WORK REQUIRED
Find the word "Settings" in the listing; pull out each line holding it.

RECORDS FOR THE EXERCISE
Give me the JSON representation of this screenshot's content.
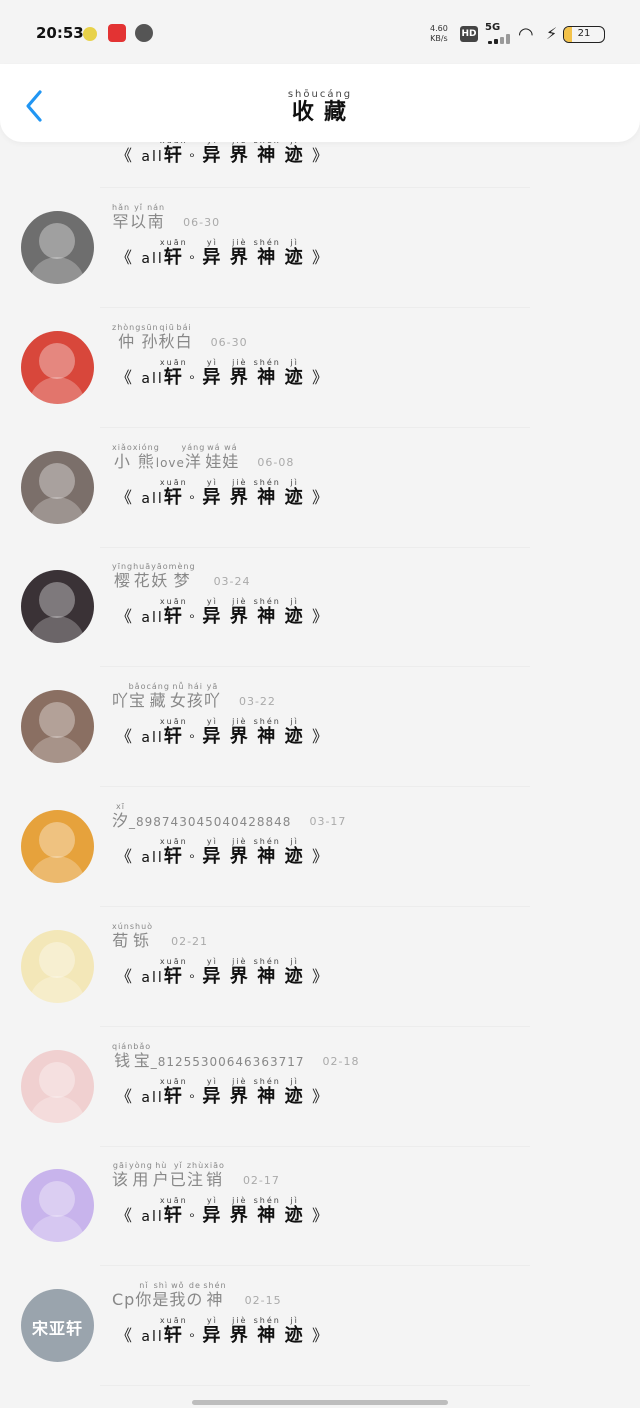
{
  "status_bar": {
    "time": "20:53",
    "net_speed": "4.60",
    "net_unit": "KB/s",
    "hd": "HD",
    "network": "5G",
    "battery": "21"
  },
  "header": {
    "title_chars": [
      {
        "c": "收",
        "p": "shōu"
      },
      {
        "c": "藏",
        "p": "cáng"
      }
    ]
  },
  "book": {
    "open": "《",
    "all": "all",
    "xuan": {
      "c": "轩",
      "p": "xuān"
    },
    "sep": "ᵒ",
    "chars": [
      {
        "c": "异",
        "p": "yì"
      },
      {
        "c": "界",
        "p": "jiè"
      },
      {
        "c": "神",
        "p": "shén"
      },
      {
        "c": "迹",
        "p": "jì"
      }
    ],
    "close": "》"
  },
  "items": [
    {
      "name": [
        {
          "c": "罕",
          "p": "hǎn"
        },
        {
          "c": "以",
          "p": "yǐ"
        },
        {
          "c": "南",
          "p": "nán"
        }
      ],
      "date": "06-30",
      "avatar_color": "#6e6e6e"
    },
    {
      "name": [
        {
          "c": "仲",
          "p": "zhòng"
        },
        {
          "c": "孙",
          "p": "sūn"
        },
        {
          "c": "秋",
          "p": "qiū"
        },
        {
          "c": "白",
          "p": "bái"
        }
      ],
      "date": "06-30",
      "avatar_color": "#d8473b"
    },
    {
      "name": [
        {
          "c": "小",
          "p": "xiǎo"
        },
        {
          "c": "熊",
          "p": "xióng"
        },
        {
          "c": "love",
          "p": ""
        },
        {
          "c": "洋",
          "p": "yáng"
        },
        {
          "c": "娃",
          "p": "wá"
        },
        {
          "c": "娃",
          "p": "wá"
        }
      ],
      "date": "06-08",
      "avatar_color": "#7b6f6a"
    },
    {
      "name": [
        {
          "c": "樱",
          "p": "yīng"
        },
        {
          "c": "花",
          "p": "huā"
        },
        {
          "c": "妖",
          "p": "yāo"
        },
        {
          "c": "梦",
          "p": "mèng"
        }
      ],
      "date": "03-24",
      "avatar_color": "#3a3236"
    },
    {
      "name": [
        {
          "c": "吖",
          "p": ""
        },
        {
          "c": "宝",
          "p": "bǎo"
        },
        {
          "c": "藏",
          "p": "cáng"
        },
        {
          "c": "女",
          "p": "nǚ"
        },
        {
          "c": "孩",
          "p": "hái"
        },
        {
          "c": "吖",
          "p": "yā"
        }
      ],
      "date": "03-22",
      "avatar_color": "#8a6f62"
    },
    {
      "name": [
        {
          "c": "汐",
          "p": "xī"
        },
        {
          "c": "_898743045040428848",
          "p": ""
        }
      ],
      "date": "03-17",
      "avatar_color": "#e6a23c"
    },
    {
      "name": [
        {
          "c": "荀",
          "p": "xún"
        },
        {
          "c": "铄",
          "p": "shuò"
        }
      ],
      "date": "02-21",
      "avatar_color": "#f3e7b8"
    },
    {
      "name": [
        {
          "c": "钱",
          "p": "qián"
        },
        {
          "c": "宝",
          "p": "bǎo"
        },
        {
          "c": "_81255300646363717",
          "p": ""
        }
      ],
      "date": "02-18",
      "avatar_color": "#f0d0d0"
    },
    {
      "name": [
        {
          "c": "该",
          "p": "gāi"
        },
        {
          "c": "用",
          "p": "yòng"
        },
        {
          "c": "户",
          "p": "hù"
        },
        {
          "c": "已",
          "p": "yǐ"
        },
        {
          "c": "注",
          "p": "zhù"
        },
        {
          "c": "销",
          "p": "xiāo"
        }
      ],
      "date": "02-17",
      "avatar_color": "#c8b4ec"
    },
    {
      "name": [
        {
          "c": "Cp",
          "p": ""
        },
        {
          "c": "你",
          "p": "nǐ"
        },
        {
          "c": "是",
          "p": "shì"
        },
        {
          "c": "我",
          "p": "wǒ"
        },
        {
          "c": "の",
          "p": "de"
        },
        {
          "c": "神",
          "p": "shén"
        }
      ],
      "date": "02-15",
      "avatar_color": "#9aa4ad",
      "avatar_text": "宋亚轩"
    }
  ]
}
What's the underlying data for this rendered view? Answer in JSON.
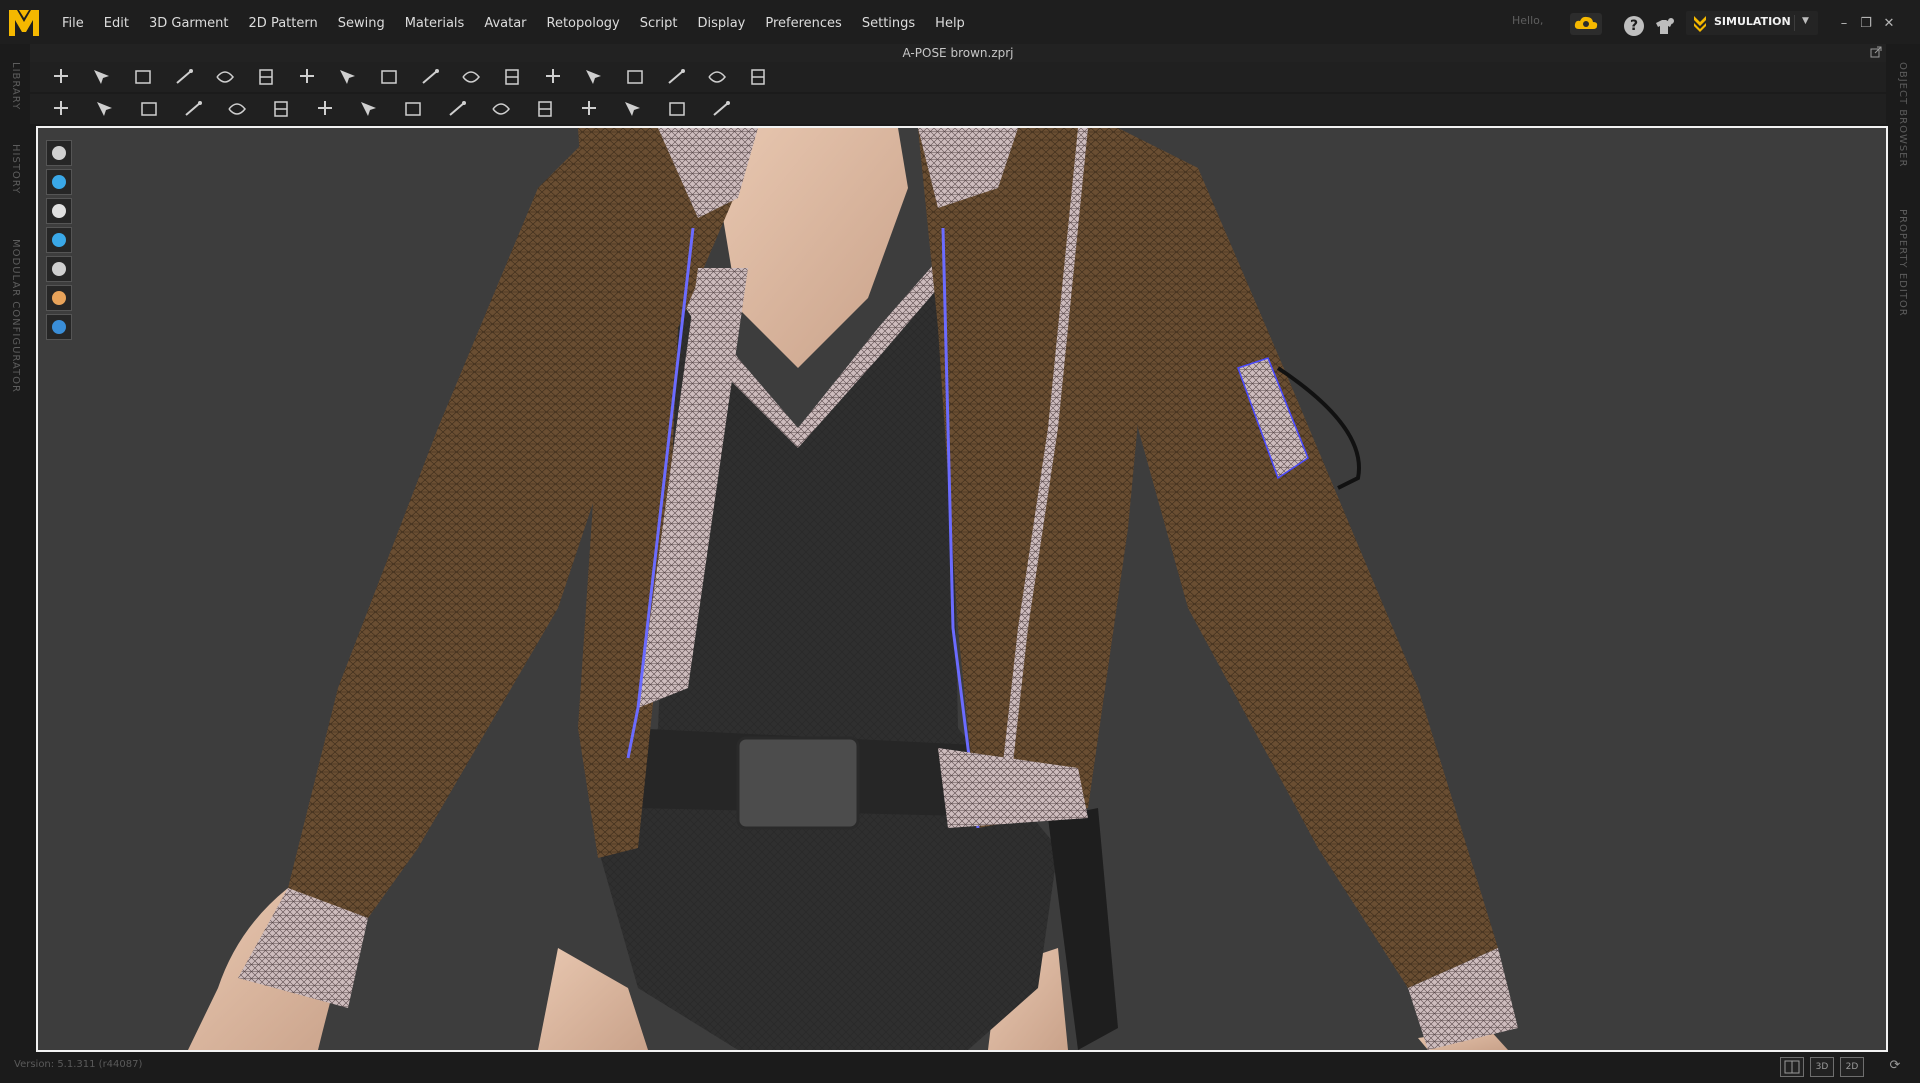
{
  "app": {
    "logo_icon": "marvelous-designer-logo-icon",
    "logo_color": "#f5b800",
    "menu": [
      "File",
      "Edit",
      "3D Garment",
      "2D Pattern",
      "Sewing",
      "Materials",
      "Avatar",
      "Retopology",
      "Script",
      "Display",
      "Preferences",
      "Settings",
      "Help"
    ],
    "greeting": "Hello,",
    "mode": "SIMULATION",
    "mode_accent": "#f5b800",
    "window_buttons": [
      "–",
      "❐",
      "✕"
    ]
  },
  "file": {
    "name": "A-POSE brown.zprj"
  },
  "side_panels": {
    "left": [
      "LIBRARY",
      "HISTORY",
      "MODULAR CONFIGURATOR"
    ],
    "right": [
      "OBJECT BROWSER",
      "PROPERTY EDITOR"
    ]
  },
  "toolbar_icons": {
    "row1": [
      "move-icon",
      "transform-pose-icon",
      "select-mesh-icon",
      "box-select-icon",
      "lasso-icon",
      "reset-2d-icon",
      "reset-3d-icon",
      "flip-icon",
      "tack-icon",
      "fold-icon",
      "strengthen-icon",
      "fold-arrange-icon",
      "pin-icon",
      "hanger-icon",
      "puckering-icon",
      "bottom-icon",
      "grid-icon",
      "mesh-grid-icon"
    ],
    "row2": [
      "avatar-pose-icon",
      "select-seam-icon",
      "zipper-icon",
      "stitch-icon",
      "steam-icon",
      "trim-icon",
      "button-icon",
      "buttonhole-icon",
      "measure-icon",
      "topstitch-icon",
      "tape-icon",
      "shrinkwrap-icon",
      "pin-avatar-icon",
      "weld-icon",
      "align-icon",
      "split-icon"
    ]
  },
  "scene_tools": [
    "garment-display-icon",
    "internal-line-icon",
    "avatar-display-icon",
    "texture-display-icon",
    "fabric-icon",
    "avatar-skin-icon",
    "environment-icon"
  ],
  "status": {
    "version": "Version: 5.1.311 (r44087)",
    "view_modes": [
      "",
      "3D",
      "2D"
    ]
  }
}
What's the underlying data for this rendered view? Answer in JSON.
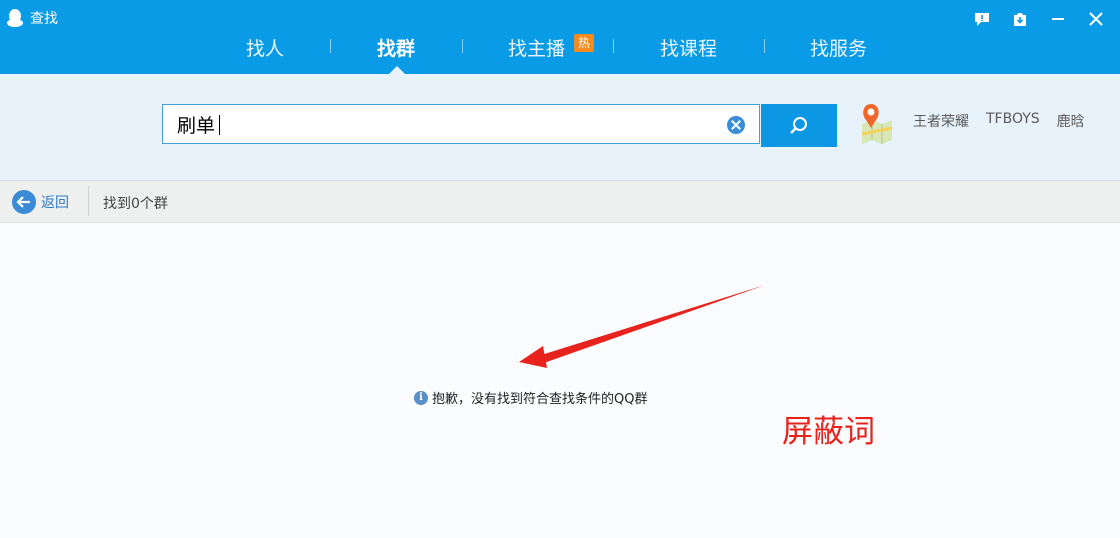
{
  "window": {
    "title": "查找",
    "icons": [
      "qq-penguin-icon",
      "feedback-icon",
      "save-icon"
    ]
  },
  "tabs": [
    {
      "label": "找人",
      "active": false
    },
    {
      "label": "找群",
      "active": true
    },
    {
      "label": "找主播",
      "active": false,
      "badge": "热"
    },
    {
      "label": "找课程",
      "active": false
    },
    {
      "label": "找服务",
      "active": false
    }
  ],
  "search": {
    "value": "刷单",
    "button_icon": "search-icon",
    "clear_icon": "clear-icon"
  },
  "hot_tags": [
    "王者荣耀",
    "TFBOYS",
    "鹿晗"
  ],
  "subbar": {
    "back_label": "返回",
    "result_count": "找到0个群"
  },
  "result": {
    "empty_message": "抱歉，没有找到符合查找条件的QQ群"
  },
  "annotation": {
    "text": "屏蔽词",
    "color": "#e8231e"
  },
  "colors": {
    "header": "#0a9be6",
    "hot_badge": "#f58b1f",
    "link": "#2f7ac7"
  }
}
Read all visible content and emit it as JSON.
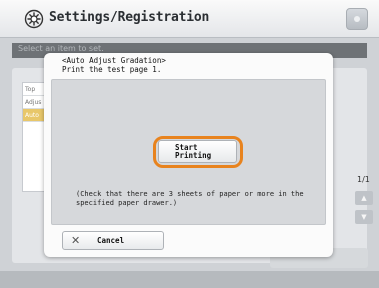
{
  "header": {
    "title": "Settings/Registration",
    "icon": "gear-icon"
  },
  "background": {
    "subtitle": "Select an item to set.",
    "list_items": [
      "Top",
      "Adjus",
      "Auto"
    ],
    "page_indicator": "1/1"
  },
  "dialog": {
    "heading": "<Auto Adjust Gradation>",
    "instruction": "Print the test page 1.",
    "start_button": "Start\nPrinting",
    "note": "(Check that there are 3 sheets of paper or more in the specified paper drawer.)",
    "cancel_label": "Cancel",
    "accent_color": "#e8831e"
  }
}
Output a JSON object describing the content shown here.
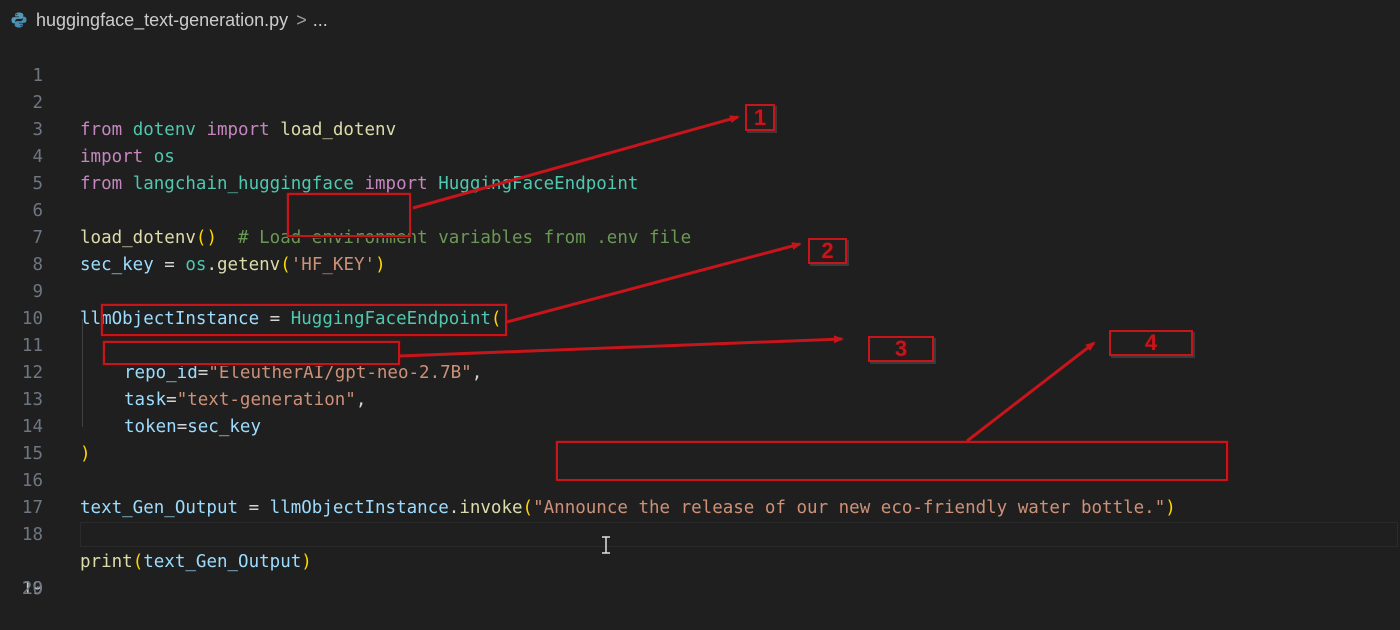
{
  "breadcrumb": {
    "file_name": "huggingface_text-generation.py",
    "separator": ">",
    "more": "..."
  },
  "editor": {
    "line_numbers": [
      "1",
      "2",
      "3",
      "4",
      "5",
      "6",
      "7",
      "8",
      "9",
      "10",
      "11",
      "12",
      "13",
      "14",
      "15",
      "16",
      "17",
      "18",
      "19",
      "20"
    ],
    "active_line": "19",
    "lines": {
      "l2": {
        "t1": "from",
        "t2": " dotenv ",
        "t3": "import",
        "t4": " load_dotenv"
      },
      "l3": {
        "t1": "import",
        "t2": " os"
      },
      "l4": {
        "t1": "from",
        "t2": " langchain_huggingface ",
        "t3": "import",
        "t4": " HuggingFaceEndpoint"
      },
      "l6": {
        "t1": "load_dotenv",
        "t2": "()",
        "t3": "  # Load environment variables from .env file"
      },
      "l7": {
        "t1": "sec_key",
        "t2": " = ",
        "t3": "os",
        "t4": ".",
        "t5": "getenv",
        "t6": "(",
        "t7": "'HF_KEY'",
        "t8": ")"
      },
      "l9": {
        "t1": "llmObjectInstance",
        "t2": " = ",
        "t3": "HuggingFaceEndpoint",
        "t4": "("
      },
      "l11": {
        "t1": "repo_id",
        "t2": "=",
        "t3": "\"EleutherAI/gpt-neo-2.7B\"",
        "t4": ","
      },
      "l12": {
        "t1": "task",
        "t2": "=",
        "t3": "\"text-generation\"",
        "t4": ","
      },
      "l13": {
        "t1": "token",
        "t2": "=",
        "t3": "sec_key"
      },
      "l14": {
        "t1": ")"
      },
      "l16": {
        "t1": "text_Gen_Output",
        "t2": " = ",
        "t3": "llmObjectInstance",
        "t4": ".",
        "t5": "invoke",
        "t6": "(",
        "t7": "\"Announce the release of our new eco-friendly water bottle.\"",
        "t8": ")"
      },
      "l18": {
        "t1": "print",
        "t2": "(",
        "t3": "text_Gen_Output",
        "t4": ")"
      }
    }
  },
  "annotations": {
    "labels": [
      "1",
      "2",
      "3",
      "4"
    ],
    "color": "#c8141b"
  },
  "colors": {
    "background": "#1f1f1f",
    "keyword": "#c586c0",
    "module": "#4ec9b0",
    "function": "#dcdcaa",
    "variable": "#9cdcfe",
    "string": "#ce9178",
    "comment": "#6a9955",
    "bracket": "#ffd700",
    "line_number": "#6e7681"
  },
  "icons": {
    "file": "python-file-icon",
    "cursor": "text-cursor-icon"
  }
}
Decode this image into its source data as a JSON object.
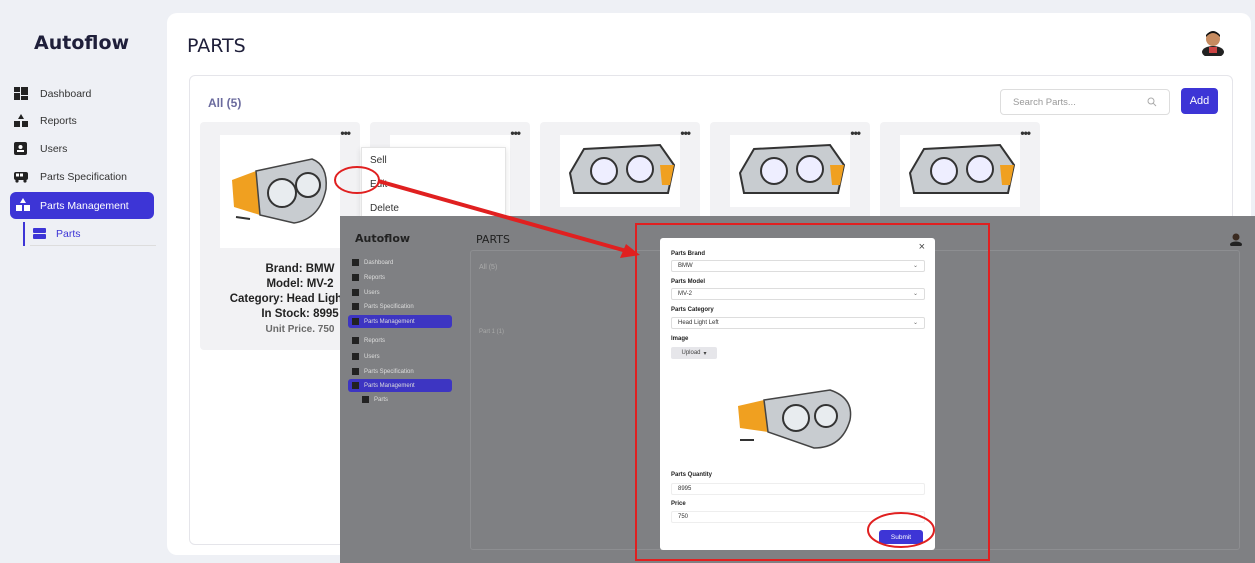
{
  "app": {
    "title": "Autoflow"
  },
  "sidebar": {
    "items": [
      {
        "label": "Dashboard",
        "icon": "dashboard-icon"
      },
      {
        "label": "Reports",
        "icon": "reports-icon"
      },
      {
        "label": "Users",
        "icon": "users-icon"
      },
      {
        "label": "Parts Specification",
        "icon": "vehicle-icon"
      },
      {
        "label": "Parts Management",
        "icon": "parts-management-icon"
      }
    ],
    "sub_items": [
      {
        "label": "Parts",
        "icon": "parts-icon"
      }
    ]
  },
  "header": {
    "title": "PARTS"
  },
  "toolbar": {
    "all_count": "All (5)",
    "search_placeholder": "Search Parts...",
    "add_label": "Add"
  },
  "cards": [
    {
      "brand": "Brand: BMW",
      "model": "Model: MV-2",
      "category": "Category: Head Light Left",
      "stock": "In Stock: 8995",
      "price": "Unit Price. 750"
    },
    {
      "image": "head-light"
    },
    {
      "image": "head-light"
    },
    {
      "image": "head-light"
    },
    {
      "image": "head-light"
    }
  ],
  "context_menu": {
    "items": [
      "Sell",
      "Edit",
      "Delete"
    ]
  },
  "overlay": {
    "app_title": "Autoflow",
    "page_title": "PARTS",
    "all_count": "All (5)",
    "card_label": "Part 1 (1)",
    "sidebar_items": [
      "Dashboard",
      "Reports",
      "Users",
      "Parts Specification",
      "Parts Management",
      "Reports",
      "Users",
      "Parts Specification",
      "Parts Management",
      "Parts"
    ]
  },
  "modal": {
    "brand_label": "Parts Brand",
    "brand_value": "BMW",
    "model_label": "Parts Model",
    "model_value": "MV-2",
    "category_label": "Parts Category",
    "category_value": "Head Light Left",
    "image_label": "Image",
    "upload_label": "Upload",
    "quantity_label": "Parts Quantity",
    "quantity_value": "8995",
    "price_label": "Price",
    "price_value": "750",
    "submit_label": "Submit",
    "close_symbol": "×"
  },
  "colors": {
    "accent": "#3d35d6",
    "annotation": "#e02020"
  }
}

COMPLETED TASK
      "Settings",
    "title": "Settings/Registration",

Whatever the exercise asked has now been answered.